ITEMS
########################################
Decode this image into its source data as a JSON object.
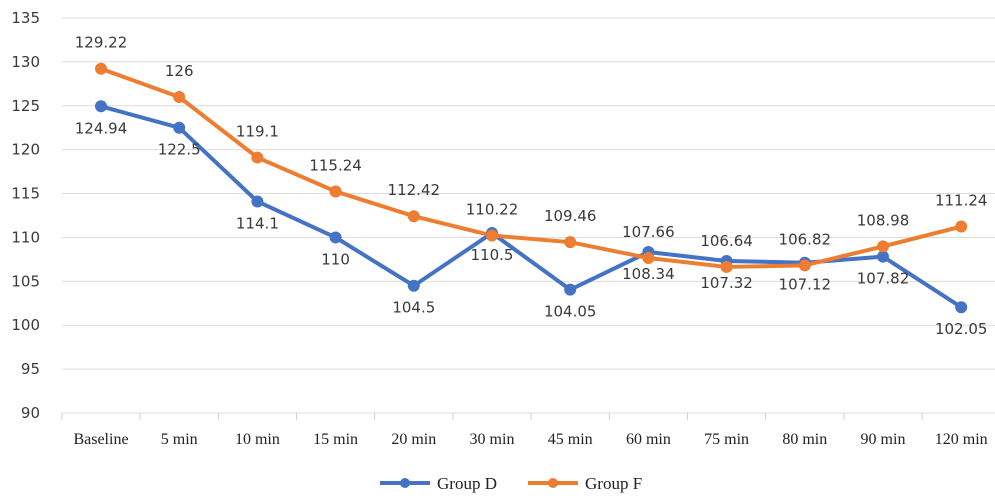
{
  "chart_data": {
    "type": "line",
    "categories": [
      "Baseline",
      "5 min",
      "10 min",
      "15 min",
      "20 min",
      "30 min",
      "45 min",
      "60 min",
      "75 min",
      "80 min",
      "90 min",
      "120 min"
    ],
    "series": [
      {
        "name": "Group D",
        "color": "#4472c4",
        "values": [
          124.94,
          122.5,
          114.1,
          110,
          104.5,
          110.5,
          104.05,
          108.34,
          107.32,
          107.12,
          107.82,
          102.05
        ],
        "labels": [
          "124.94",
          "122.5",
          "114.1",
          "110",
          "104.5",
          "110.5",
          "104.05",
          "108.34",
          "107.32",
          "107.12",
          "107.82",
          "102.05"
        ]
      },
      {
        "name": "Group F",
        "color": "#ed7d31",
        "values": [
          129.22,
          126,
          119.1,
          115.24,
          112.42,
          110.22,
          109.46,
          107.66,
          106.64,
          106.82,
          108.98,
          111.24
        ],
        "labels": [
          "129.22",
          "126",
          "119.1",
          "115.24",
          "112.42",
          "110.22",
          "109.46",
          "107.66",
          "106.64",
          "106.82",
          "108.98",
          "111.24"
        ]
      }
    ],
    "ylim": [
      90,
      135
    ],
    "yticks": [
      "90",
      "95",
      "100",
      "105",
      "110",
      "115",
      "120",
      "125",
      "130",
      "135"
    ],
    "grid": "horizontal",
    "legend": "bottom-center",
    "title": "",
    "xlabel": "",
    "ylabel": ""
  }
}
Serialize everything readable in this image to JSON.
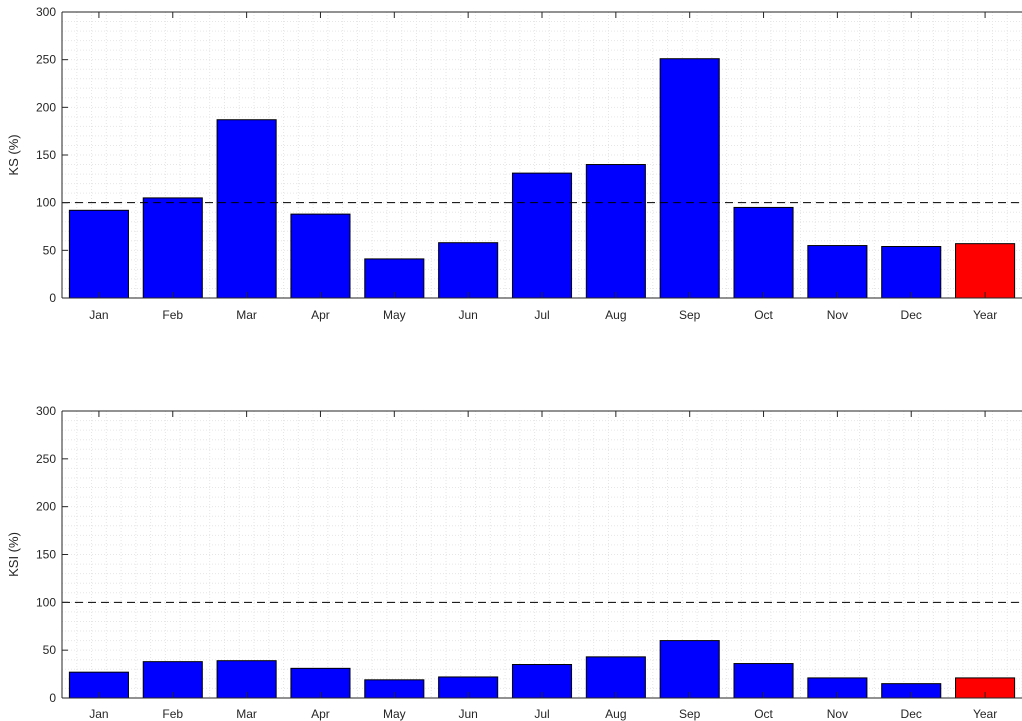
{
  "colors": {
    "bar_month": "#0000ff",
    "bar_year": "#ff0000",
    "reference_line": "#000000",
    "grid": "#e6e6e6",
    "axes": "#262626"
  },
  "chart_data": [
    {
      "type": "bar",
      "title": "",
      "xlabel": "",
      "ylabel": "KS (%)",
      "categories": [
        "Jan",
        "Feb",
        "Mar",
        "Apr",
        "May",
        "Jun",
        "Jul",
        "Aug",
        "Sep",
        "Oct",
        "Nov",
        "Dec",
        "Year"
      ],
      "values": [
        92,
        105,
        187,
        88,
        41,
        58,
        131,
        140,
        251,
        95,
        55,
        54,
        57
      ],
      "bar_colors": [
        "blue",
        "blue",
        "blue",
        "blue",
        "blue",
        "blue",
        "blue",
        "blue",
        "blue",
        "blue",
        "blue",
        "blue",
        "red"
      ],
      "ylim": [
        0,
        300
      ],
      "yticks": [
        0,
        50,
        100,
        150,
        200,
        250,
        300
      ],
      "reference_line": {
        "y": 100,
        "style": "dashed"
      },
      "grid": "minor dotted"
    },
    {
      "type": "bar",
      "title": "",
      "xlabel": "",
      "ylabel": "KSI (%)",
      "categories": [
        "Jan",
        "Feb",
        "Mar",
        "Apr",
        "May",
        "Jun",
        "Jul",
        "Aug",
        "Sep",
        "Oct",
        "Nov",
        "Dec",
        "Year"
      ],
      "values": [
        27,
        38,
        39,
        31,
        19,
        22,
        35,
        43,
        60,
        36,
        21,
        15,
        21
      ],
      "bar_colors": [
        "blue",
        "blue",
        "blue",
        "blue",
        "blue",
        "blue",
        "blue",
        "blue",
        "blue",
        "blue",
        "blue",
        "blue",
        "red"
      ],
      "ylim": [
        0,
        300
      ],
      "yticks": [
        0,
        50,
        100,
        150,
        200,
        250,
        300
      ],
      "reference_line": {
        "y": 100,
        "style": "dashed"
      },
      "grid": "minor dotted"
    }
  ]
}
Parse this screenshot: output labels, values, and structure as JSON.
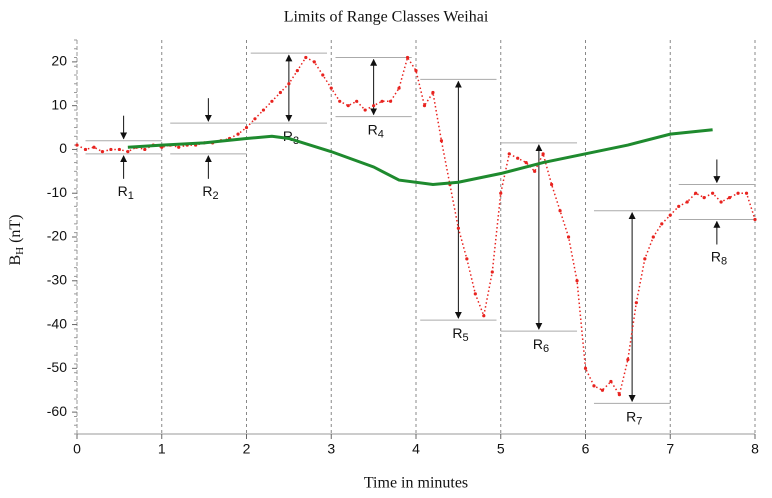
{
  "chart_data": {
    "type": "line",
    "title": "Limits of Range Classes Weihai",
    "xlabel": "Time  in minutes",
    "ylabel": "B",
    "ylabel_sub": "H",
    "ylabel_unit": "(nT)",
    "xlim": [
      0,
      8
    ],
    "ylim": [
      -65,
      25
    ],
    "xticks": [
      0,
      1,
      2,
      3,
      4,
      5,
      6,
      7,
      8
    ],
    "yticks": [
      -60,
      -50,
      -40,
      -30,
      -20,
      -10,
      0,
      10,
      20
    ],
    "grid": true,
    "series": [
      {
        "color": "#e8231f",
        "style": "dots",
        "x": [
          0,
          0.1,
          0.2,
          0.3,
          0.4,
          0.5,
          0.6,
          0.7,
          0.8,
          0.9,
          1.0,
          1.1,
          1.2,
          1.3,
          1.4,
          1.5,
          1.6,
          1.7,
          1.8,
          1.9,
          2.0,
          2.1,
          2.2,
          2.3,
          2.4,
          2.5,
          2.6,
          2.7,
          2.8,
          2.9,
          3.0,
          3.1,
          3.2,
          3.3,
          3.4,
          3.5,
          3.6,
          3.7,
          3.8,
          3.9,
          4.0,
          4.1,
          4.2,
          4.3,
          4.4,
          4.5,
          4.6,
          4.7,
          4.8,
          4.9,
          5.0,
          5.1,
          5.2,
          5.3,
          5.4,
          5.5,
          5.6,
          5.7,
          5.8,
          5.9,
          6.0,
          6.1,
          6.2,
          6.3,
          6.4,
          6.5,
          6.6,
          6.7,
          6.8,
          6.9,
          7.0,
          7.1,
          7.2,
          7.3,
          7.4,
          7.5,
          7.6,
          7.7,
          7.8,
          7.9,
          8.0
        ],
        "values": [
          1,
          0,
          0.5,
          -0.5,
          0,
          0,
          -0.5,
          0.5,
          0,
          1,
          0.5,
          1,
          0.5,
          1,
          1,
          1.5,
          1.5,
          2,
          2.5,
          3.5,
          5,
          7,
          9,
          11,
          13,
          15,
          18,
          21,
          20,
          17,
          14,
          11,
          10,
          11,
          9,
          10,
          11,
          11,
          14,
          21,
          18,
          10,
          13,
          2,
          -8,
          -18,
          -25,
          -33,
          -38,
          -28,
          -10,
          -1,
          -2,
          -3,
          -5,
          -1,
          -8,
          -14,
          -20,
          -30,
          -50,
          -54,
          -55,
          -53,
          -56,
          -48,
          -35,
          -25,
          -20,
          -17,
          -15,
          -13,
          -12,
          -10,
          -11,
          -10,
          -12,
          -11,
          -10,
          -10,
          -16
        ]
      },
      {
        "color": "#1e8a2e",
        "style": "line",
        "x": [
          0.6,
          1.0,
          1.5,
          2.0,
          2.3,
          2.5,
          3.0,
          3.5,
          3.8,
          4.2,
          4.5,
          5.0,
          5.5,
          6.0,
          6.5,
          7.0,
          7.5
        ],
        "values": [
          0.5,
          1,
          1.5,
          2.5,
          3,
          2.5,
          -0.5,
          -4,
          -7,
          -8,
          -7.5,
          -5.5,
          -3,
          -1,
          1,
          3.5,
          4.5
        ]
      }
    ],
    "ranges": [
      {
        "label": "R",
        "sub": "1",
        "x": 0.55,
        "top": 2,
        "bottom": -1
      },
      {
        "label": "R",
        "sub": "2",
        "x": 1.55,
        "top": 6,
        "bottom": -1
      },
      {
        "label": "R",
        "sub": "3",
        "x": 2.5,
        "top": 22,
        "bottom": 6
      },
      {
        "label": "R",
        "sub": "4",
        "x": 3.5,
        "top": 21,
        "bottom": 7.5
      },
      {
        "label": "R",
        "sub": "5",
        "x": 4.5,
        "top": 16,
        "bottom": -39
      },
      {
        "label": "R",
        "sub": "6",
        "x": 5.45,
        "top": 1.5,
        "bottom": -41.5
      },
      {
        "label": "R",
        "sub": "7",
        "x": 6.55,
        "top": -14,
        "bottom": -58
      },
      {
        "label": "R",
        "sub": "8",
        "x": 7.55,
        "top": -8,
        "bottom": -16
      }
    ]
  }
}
########################################
TASK TO CARRY OUT
Repeat the records above exactly, omitting every picture.

SOLUTION FOR THIS PROBLEM
Decode this image into its source data as a JSON object.
{
  "chart_data": {
    "type": "line",
    "categories": [
      "Baseline",
      "5 min",
      "10 min",
      "15 min",
      "20 min",
      "30 min",
      "45 min",
      "60 min",
      "75 min",
      "80 min",
      "90 min",
      "120 min"
    ],
    "series": [
      {
        "name": "Group D",
        "color": "#4472c4",
        "values": [
          124.94,
          122.5,
          114.1,
          110,
          104.5,
          110.5,
          104.05,
          108.34,
          107.32,
          107.12,
          107.82,
          102.05
        ],
        "labels": [
          "124.94",
          "122.5",
          "114.1",
          "110",
          "104.5",
          "110.5",
          "104.05",
          "108.34",
          "107.32",
          "107.12",
          "107.82",
          "102.05"
        ]
      },
      {
        "name": "Group F",
        "color": "#ed7d31",
        "values": [
          129.22,
          126,
          119.1,
          115.24,
          112.42,
          110.22,
          109.46,
          107.66,
          106.64,
          106.82,
          108.98,
          111.24
        ],
        "labels": [
          "129.22",
          "126",
          "119.1",
          "115.24",
          "112.42",
          "110.22",
          "109.46",
          "107.66",
          "106.64",
          "106.82",
          "108.98",
          "111.24"
        ]
      }
    ],
    "ylim": [
      90,
      135
    ],
    "yticks": [
      "90",
      "95",
      "100",
      "105",
      "110",
      "115",
      "120",
      "125",
      "130",
      "135"
    ],
    "grid": "horizontal",
    "legend": "bottom-center",
    "title": "",
    "xlabel": "",
    "ylabel": ""
  }
}
Serialize everything readable in this image to JSON.
{
  "colors": {
    "bar_month": "#0000ff",
    "bar_year": "#ff0000",
    "reference_line": "#000000",
    "grid": "#e6e6e6",
    "axes": "#262626"
  },
  "chart_data": [
    {
      "type": "bar",
      "title": "",
      "xlabel": "",
      "ylabel": "KS (%)",
      "categories": [
        "Jan",
        "Feb",
        "Mar",
        "Apr",
        "May",
        "Jun",
        "Jul",
        "Aug",
        "Sep",
        "Oct",
        "Nov",
        "Dec",
        "Year"
      ],
      "values": [
        92,
        105,
        187,
        88,
        41,
        58,
        131,
        140,
        251,
        95,
        55,
        54,
        57
      ],
      "bar_colors": [
        "blue",
        "blue",
        "blue",
        "blue",
        "blue",
        "blue",
        "blue",
        "blue",
        "blue",
        "blue",
        "blue",
        "blue",
        "red"
      ],
      "ylim": [
        0,
        300
      ],
      "yticks": [
        0,
        50,
        100,
        150,
        200,
        250,
        300
      ],
      "reference_line": {
        "y": 100,
        "style": "dashed"
      },
      "grid": "minor dotted"
    },
    {
      "type": "bar",
      "title": "",
      "xlabel": "",
      "ylabel": "KSI (%)",
      "categories": [
        "Jan",
        "Feb",
        "Mar",
        "Apr",
        "May",
        "Jun",
        "Jul",
        "Aug",
        "Sep",
        "Oct",
        "Nov",
        "Dec",
        "Year"
      ],
      "values": [
        27,
        38,
        39,
        31,
        19,
        22,
        35,
        43,
        60,
        36,
        21,
        15,
        21
      ],
      "bar_colors": [
        "blue",
        "blue",
        "blue",
        "blue",
        "blue",
        "blue",
        "blue",
        "blue",
        "blue",
        "blue",
        "blue",
        "blue",
        "red"
      ],
      "ylim": [
        0,
        300
      ],
      "yticks": [
        0,
        50,
        100,
        150,
        200,
        250,
        300
      ],
      "reference_line": {
        "y": 100,
        "style": "dashed"
      },
      "grid": "minor dotted"
    }
  ]
}
Parse this screenshot: output labels, values, and structure as JSON.
{
  "chart_data": {
    "type": "line",
    "title": "Limits of Range Classes Weihai",
    "xlabel": "Time  in minutes",
    "ylabel": "B",
    "ylabel_sub": "H",
    "ylabel_unit": "(nT)",
    "xlim": [
      0,
      8
    ],
    "ylim": [
      -65,
      25
    ],
    "xticks": [
      0,
      1,
      2,
      3,
      4,
      5,
      6,
      7,
      8
    ],
    "yticks": [
      -60,
      -50,
      -40,
      -30,
      -20,
      -10,
      0,
      10,
      20
    ],
    "grid": true,
    "series": [
      {
        "color": "#e8231f",
        "style": "dots",
        "x": [
          0,
          0.1,
          0.2,
          0.3,
          0.4,
          0.5,
          0.6,
          0.7,
          0.8,
          0.9,
          1.0,
          1.1,
          1.2,
          1.3,
          1.4,
          1.5,
          1.6,
          1.7,
          1.8,
          1.9,
          2.0,
          2.1,
          2.2,
          2.3,
          2.4,
          2.5,
          2.6,
          2.7,
          2.8,
          2.9,
          3.0,
          3.1,
          3.2,
          3.3,
          3.4,
          3.5,
          3.6,
          3.7,
          3.8,
          3.9,
          4.0,
          4.1,
          4.2,
          4.3,
          4.4,
          4.5,
          4.6,
          4.7,
          4.8,
          4.9,
          5.0,
          5.1,
          5.2,
          5.3,
          5.4,
          5.5,
          5.6,
          5.7,
          5.8,
          5.9,
          6.0,
          6.1,
          6.2,
          6.3,
          6.4,
          6.5,
          6.6,
          6.7,
          6.8,
          6.9,
          7.0,
          7.1,
          7.2,
          7.3,
          7.4,
          7.5,
          7.6,
          7.7,
          7.8,
          7.9,
          8.0
        ],
        "values": [
          1,
          0,
          0.5,
          -0.5,
          0,
          0,
          -0.5,
          0.5,
          0,
          1,
          0.5,
          1,
          0.5,
          1,
          1,
          1.5,
          1.5,
          2,
          2.5,
          3.5,
          5,
          7,
          9,
          11,
          13,
          15,
          18,
          21,
          20,
          17,
          14,
          11,
          10,
          11,
          9,
          10,
          11,
          11,
          14,
          21,
          18,
          10,
          13,
          2,
          -8,
          -18,
          -25,
          -33,
          -38,
          -28,
          -10,
          -1,
          -2,
          -3,
          -5,
          -1,
          -8,
          -14,
          -20,
          -30,
          -50,
          -54,
          -55,
          -53,
          -56,
          -48,
          -35,
          -25,
          -20,
          -17,
          -15,
          -13,
          -12,
          -10,
          -11,
          -10,
          -12,
          -11,
          -10,
          -10,
          -16
        ]
      },
      {
        "color": "#1e8a2e",
        "style": "line",
        "x": [
          0.6,
          1.0,
          1.5,
          2.0,
          2.3,
          2.5,
          3.0,
          3.5,
          3.8,
          4.2,
          4.5,
          5.0,
          5.5,
          6.0,
          6.5,
          7.0,
          7.5
        ],
        "values": [
          0.5,
          1,
          1.5,
          2.5,
          3,
          2.5,
          -0.5,
          -4,
          -7,
          -8,
          -7.5,
          -5.5,
          -3,
          -1,
          1,
          3.5,
          4.5
        ]
      }
    ],
    "ranges": [
      {
        "label": "R",
        "sub": "1",
        "x": 0.55,
        "top": 2,
        "bottom": -1
      },
      {
        "label": "R",
        "sub": "2",
        "x": 1.55,
        "top": 6,
        "bottom": -1
      },
      {
        "label": "R",
        "sub": "3",
        "x": 2.5,
        "top": 22,
        "bottom": 6
      },
      {
        "label": "R",
        "sub": "4",
        "x": 3.5,
        "top": 21,
        "bottom": 7.5
      },
      {
        "label": "R",
        "sub": "5",
        "x": 4.5,
        "top": 16,
        "bottom": -39
      },
      {
        "label": "R",
        "sub": "6",
        "x": 5.45,
        "top": 1.5,
        "bottom": -41.5
      },
      {
        "label": "R",
        "sub": "7",
        "x": 6.55,
        "top": -14,
        "bottom": -58
      },
      {
        "label": "R",
        "sub": "8",
        "x": 7.55,
        "top": -8,
        "bottom": -16
      }
    ]
  }
}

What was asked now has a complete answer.